**Task to carry out**
From the data that follows, copy every line holding the string "subtitle".

**Data section**
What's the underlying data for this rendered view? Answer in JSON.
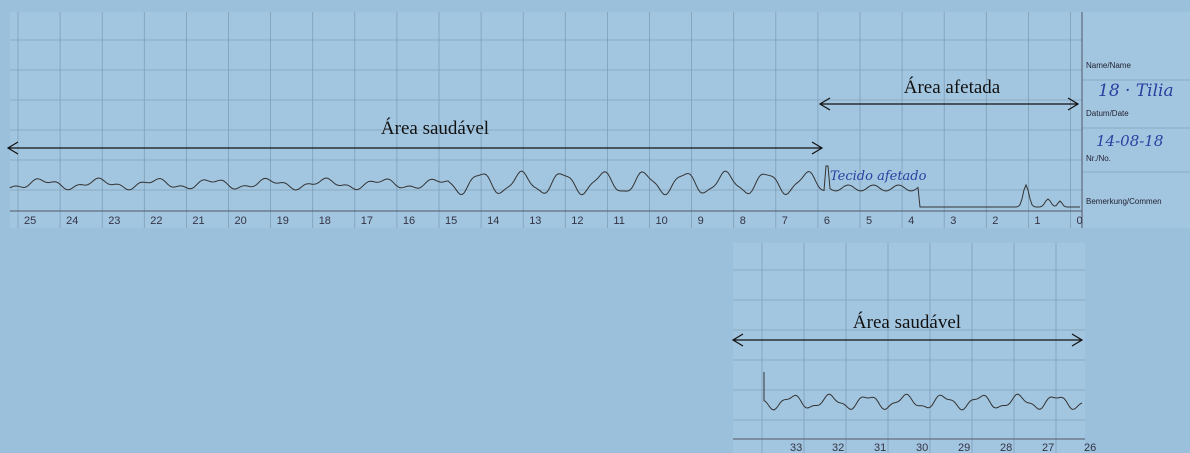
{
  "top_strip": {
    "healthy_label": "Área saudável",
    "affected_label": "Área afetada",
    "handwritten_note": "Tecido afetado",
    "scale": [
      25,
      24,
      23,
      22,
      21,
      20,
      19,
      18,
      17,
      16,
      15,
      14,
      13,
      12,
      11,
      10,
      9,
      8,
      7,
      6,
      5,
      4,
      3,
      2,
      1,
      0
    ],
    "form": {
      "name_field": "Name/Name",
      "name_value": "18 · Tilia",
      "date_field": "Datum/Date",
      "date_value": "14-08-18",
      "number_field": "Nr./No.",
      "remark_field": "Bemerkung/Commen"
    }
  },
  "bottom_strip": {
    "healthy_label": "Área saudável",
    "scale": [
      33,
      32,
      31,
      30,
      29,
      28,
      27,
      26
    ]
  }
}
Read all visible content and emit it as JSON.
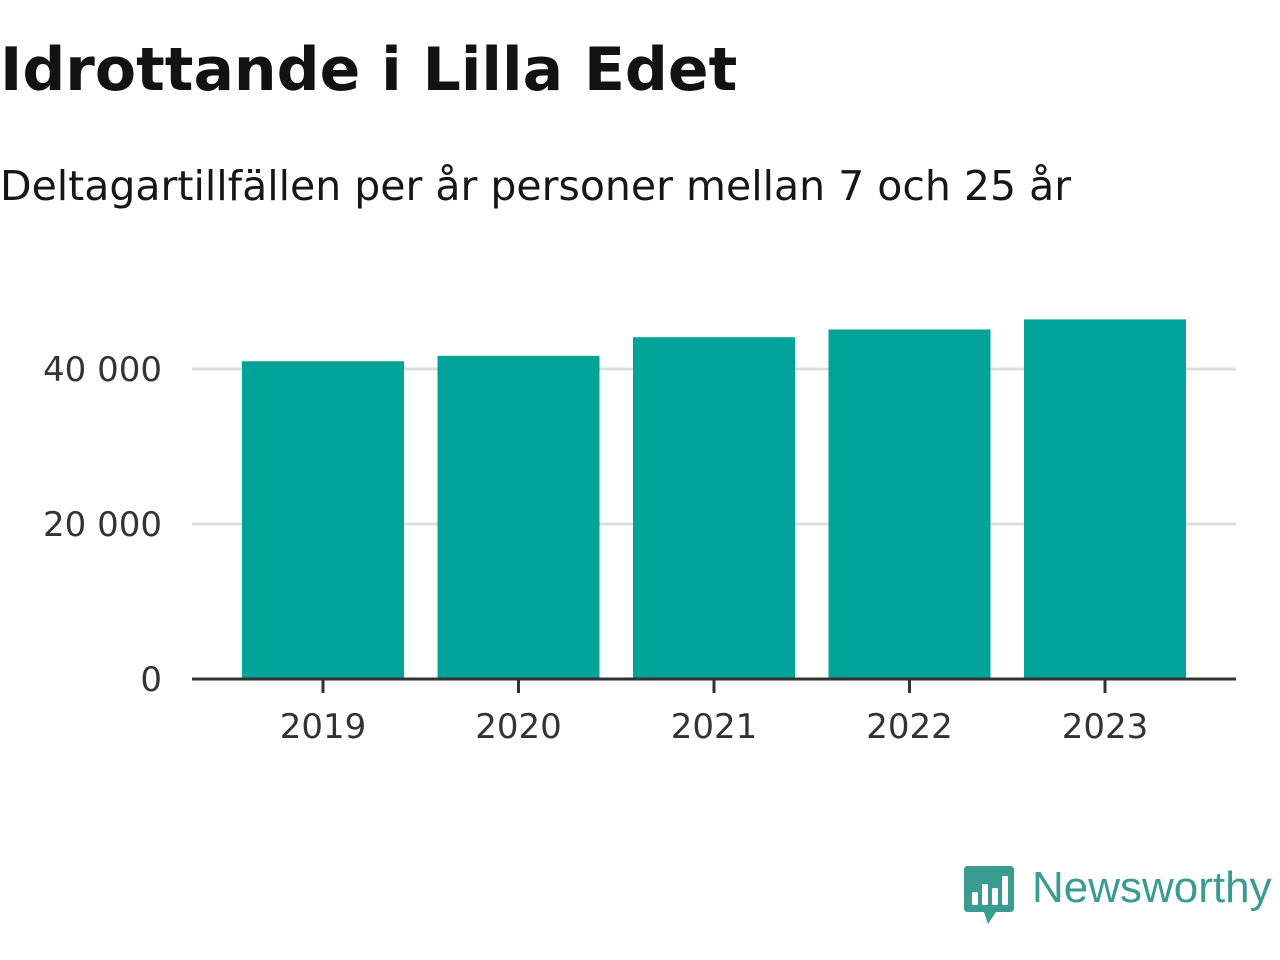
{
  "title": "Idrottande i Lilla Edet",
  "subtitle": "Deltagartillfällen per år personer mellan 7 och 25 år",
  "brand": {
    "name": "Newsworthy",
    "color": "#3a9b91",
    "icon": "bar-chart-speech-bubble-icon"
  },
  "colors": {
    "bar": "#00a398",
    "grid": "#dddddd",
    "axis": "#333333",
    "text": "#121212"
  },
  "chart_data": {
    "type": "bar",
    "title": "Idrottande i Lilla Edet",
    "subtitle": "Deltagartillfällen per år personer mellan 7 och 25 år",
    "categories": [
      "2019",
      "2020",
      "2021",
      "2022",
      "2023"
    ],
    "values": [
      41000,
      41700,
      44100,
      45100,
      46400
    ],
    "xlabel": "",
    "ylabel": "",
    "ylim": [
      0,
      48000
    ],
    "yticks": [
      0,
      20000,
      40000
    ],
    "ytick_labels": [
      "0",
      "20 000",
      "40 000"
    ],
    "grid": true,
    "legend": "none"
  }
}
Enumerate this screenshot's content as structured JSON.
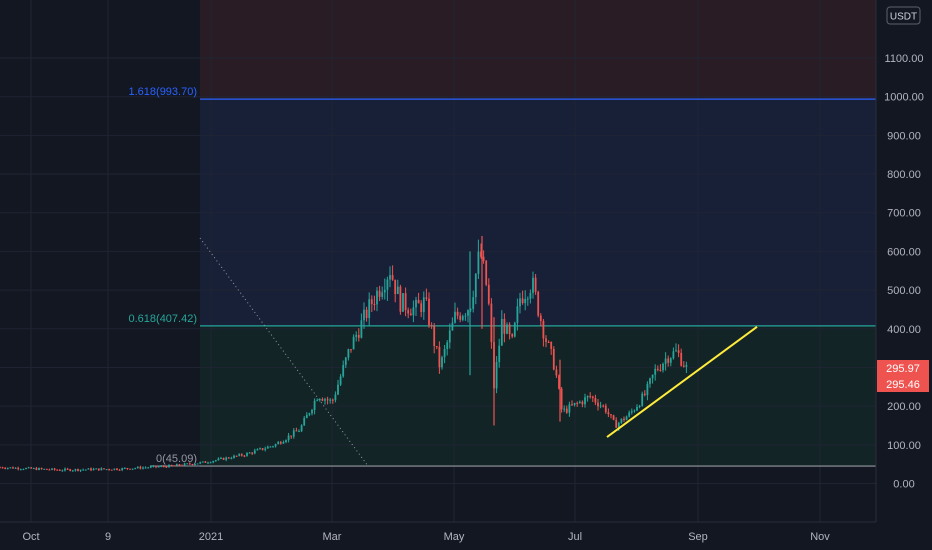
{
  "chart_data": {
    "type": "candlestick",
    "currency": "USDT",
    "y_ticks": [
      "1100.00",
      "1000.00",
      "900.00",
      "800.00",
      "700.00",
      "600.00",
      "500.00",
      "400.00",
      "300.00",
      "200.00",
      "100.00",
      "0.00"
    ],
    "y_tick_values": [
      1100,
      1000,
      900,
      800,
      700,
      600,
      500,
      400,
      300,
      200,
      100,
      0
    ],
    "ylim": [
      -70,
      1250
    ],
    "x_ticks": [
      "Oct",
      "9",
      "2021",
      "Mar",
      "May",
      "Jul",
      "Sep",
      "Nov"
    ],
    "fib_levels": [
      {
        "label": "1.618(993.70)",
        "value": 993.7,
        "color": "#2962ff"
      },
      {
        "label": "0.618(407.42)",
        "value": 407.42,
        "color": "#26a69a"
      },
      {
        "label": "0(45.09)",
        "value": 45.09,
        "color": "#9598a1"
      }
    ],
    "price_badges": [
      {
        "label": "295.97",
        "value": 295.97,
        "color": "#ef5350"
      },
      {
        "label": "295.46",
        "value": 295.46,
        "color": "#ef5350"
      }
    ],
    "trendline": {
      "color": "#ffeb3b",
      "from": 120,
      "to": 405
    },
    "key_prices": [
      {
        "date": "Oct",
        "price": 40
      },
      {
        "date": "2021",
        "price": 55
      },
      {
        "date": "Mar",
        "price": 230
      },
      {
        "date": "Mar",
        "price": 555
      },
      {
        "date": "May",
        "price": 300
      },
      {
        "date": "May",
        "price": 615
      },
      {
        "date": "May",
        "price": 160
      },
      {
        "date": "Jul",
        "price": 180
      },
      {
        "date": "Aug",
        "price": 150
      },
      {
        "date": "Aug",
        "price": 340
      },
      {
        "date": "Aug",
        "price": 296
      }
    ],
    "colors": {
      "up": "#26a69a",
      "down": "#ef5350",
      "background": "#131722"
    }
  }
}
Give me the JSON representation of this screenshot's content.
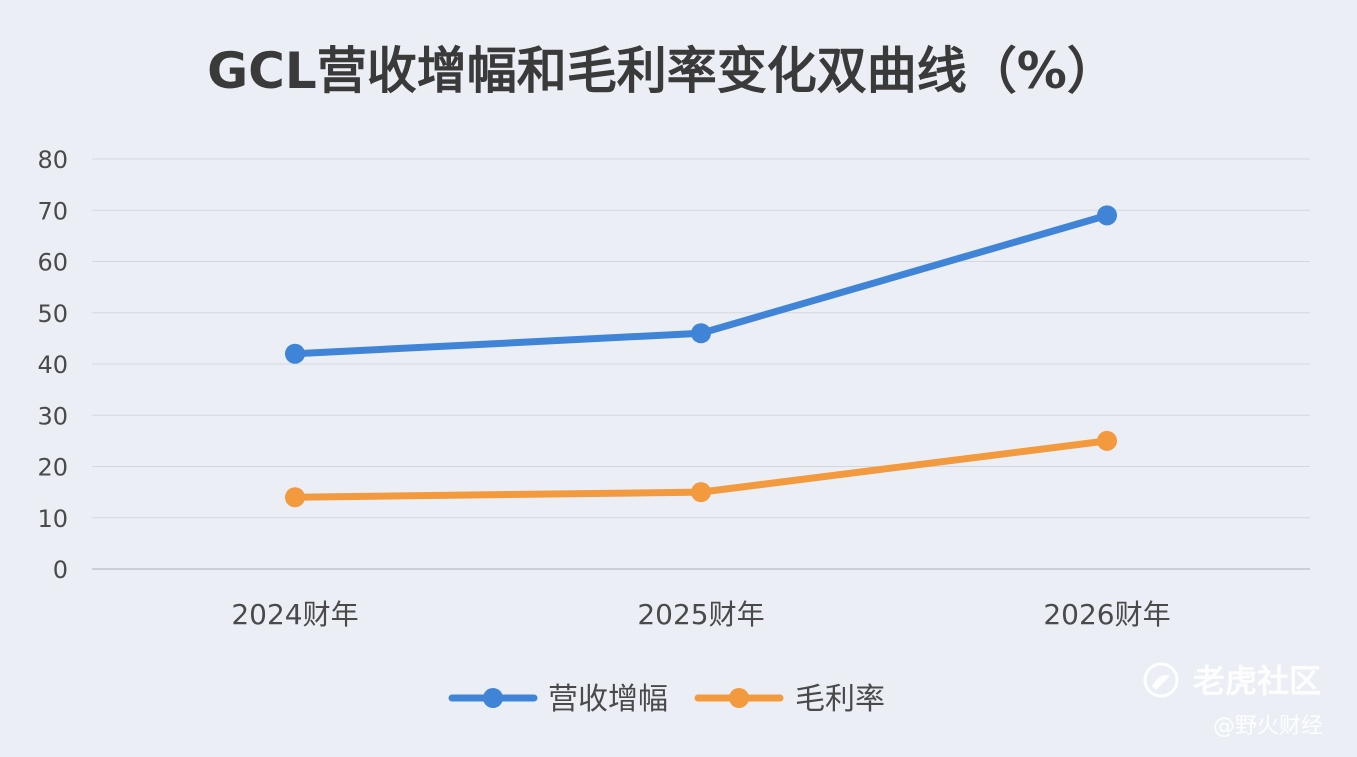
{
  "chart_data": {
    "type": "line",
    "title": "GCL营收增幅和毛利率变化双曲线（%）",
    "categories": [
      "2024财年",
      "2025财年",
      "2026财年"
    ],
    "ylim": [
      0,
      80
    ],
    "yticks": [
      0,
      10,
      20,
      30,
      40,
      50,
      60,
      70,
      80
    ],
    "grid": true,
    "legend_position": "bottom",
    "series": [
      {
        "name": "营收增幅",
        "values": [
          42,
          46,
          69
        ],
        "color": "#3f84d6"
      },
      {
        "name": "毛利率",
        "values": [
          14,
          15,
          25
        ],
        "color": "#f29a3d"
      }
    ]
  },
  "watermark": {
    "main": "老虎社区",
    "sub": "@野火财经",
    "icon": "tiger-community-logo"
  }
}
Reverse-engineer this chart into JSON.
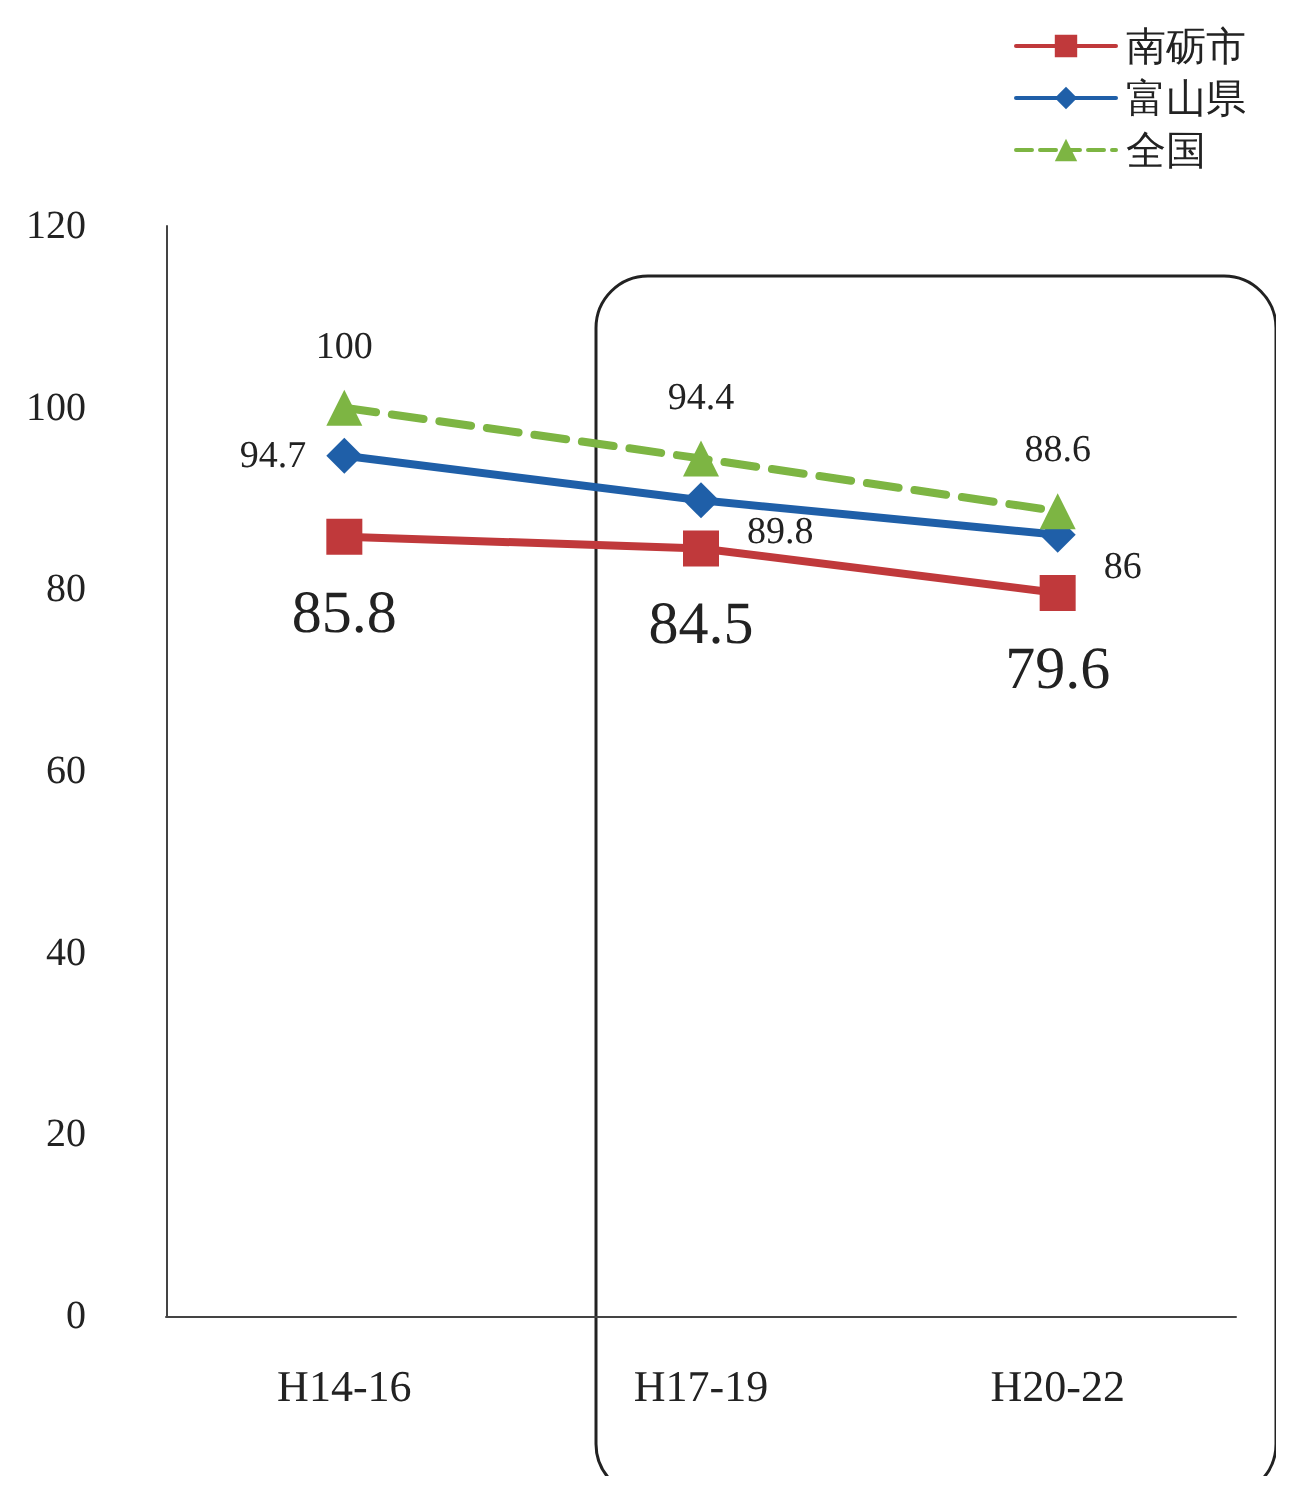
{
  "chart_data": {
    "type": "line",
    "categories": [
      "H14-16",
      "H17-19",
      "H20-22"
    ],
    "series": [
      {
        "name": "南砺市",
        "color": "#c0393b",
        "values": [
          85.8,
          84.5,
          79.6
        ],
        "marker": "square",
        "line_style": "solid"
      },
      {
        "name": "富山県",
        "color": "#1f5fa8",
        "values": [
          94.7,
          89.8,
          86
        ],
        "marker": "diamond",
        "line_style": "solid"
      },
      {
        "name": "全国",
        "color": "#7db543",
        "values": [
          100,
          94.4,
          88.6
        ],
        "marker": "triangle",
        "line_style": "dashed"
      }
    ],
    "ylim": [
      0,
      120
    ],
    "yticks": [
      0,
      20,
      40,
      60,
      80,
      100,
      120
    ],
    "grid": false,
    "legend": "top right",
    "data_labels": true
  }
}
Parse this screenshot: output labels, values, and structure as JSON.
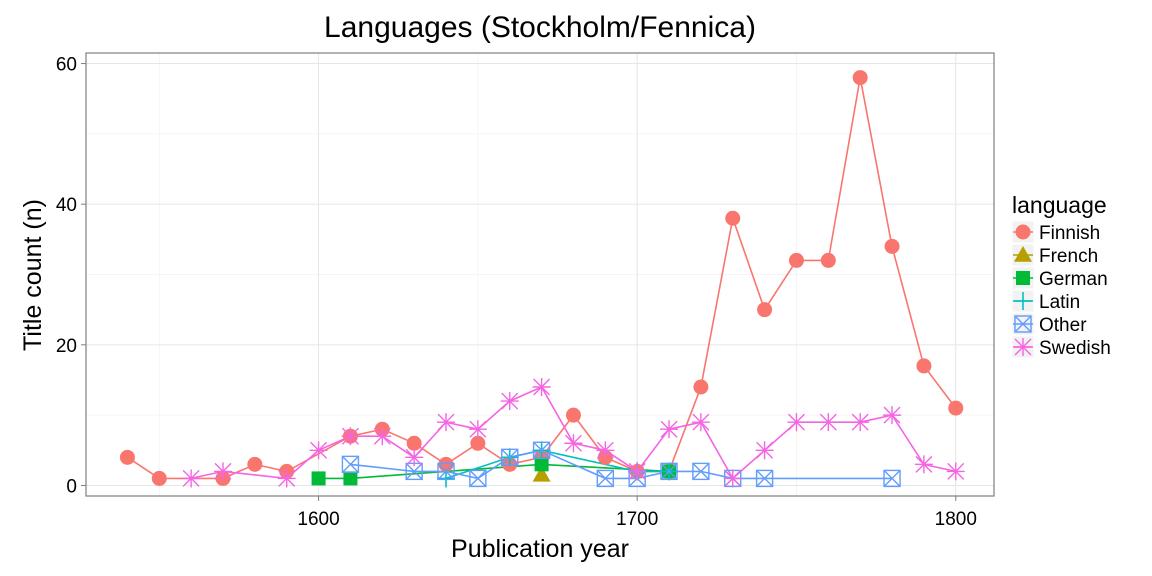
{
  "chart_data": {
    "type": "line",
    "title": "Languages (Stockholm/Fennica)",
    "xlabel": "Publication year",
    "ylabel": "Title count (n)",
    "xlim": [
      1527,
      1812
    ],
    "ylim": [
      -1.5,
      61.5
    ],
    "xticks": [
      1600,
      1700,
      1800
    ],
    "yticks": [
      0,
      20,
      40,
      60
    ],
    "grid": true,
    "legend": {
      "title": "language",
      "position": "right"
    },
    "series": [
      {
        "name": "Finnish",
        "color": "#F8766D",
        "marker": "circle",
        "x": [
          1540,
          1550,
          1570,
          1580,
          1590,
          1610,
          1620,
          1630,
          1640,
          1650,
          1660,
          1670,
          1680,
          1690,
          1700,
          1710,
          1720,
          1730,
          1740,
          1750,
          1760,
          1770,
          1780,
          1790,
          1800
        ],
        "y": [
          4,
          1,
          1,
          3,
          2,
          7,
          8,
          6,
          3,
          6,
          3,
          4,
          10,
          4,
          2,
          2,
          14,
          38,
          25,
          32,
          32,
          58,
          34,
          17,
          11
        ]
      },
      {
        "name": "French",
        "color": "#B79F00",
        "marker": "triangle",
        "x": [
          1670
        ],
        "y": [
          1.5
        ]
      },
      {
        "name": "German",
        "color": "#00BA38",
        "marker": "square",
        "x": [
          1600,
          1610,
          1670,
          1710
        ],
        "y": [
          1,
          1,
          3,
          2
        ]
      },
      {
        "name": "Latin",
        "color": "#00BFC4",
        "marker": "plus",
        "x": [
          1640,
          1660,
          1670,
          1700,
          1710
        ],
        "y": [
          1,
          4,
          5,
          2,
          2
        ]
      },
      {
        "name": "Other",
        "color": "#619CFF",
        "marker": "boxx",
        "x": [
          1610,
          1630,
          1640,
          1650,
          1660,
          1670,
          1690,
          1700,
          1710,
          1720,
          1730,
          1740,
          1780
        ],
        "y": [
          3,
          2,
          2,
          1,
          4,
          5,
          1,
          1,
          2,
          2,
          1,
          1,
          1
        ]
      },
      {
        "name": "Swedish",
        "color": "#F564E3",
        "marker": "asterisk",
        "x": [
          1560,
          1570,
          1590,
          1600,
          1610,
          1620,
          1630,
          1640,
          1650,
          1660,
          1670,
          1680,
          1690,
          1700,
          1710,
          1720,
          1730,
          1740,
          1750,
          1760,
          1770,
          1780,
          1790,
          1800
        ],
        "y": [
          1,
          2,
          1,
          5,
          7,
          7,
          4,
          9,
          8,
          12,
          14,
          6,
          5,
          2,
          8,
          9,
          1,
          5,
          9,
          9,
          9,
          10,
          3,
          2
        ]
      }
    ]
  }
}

**Finished exercise**
  "subtitle": "Deltagartillfällen per år personer mellan 7 och 25 år",
    "subtitle": "Deltagartillfällen per år personer mellan 7 och 25 år",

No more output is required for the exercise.